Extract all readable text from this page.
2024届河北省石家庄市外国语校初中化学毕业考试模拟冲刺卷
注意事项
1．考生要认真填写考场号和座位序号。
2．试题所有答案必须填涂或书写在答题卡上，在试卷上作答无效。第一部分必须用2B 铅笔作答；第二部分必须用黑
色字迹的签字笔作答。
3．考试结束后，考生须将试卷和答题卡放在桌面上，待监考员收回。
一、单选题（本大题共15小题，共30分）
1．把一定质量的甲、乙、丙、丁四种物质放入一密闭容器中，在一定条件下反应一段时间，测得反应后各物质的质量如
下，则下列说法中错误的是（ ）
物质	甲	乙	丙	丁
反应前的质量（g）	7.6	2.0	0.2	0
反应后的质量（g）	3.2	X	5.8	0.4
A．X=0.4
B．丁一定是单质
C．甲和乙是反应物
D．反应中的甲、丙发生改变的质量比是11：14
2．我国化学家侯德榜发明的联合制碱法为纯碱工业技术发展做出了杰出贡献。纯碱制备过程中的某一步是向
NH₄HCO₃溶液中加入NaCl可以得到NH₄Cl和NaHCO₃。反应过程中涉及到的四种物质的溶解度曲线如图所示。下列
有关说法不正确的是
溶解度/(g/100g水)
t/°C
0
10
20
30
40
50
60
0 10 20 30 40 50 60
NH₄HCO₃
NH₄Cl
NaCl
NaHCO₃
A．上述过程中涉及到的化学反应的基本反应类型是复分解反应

━━━━━━━━━━━━━━━━

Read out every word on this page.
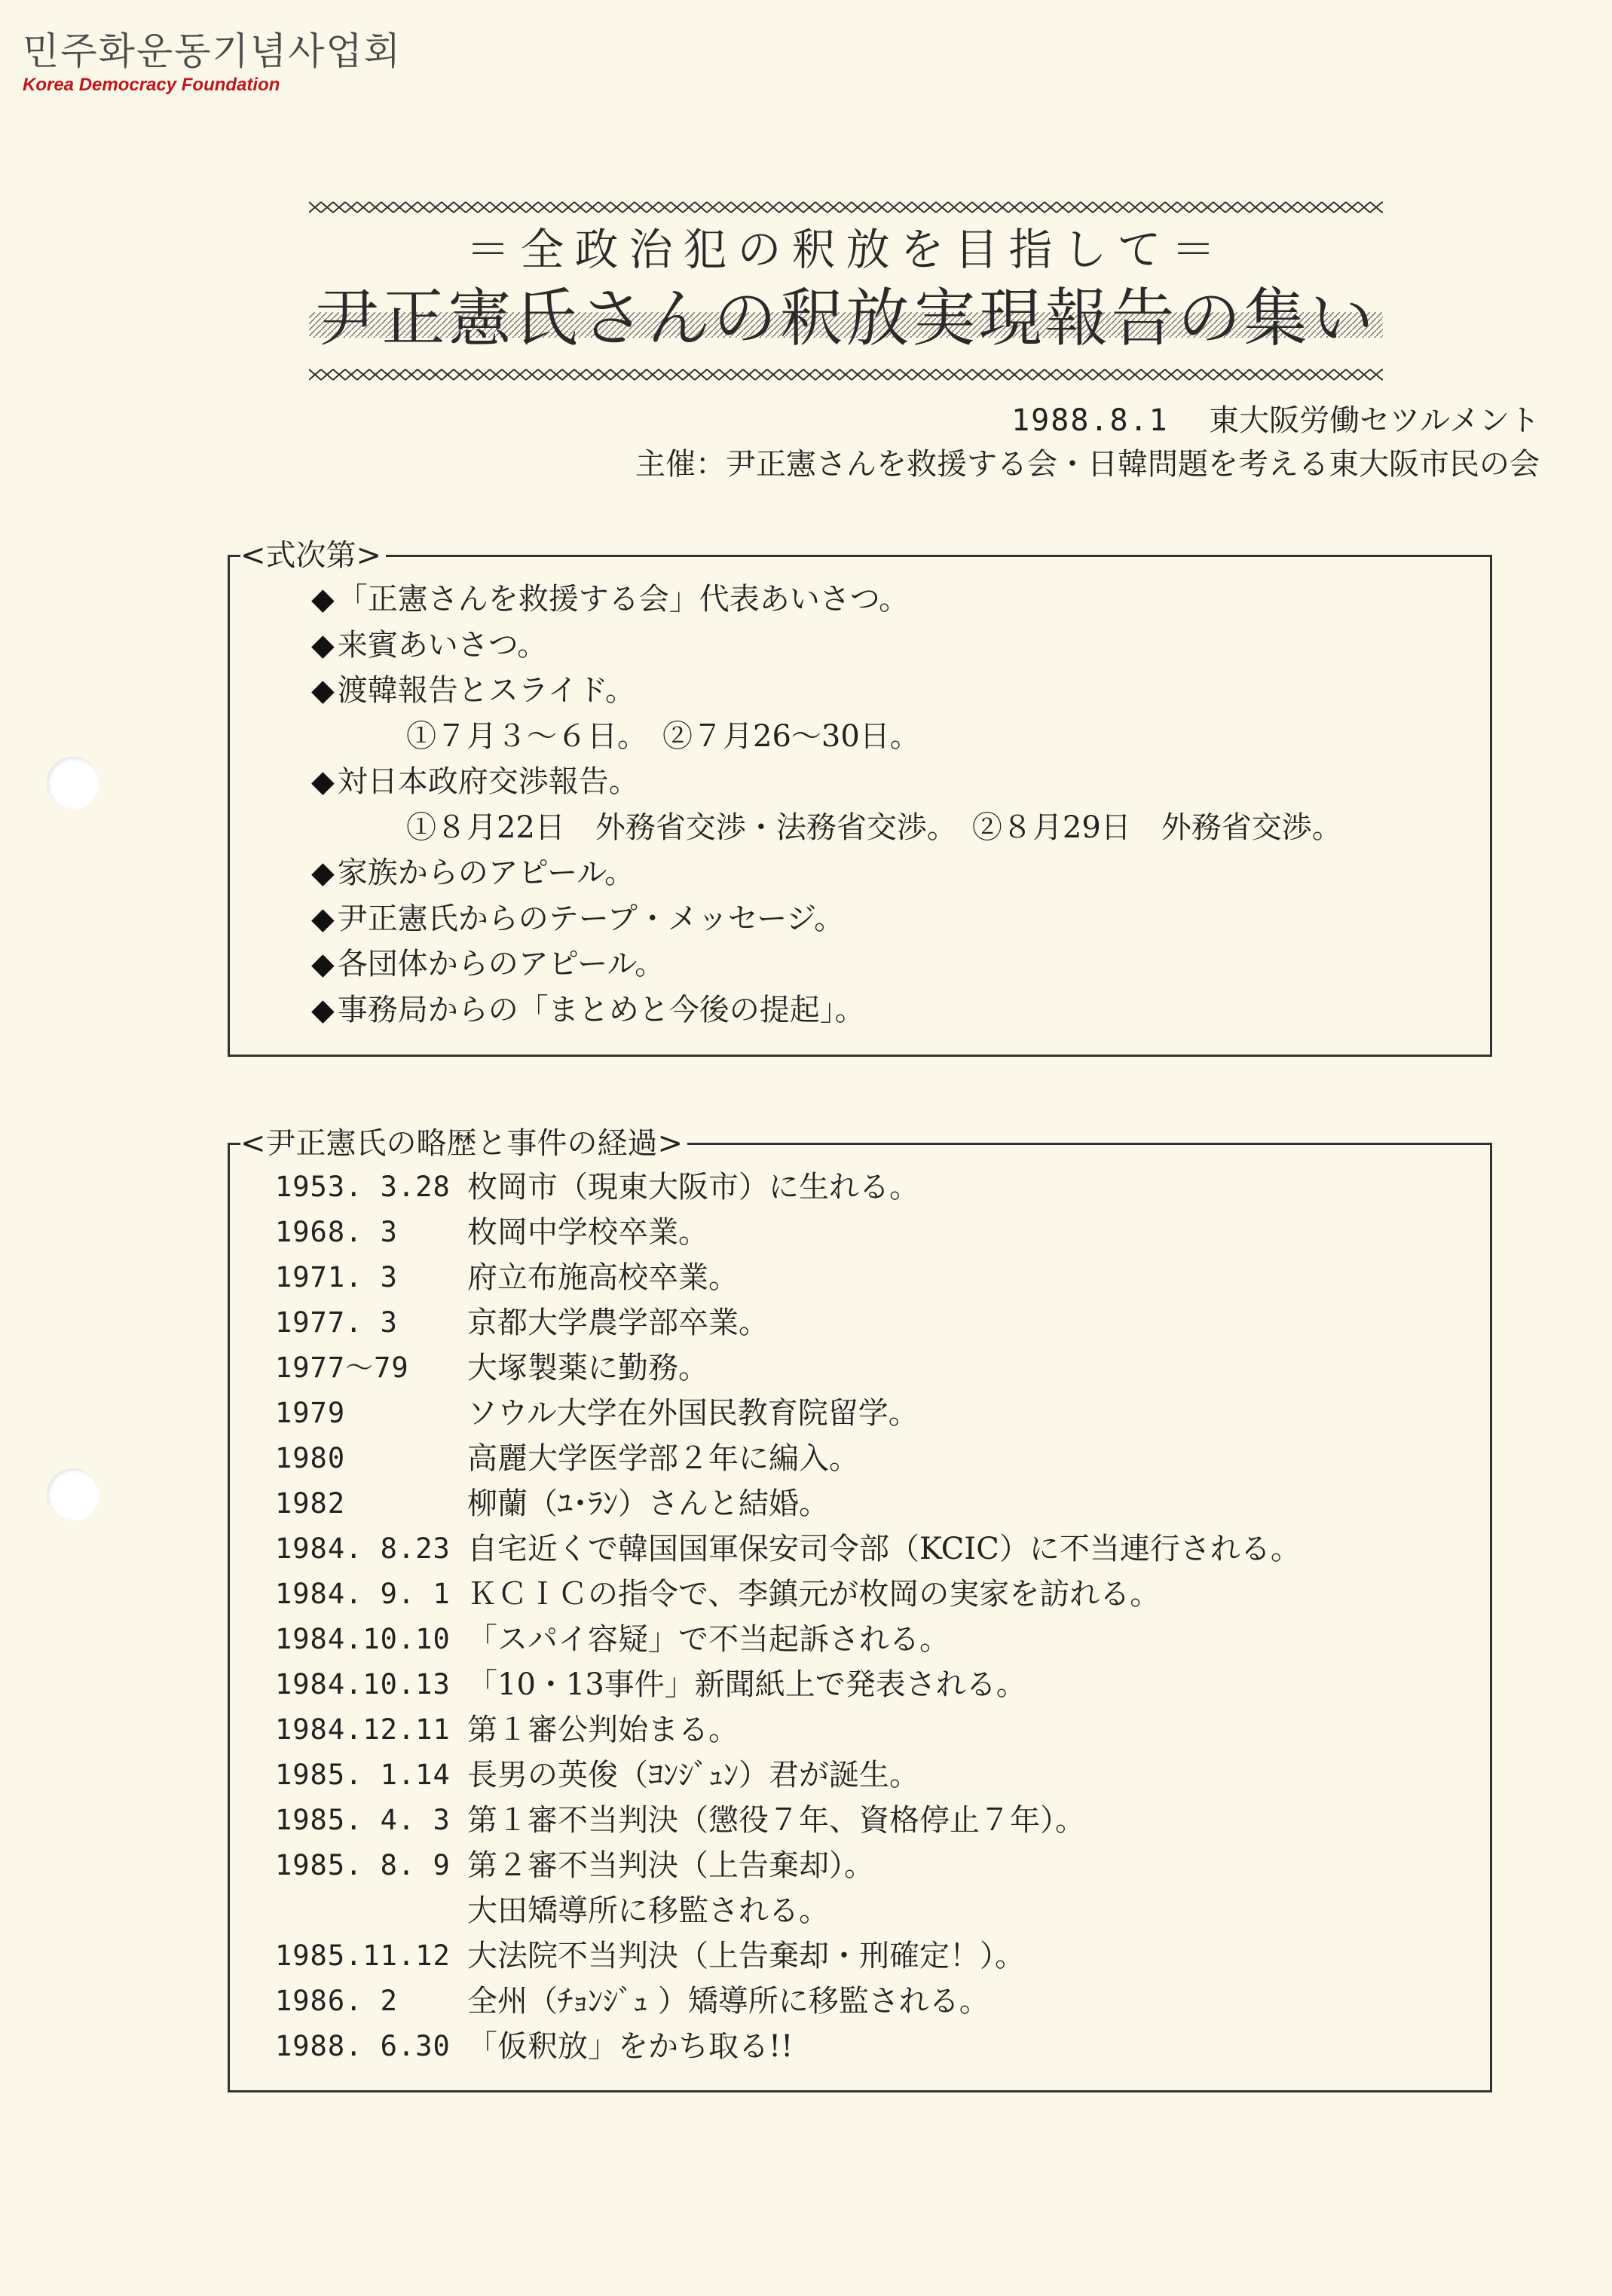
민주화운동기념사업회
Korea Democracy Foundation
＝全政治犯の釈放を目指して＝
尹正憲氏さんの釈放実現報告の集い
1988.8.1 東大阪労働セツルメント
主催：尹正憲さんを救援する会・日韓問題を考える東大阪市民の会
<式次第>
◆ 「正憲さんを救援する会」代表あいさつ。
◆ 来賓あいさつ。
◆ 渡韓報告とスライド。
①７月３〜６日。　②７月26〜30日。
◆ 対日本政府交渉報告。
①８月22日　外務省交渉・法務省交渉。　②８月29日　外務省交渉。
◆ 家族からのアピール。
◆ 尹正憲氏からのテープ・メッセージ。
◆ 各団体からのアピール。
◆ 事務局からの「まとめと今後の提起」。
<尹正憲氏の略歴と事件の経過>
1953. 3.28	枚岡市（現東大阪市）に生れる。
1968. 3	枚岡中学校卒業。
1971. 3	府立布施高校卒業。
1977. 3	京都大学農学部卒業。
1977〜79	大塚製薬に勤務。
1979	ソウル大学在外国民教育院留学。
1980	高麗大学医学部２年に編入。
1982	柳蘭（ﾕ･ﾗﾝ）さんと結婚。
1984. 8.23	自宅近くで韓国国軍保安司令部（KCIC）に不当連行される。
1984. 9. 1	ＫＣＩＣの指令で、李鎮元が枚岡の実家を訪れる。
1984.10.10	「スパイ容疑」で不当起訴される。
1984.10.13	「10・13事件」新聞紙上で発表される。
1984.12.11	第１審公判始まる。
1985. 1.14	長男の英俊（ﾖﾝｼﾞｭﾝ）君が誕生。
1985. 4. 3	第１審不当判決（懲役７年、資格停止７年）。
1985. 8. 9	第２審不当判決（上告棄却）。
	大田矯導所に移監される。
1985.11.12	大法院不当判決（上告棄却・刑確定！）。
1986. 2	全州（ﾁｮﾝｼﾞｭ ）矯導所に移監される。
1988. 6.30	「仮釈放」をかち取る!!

━━━━━━━━━━━━━━━━

Copy and report every line where the word "this" is present.

Extract all readable text from this page.
Read out every word on this page.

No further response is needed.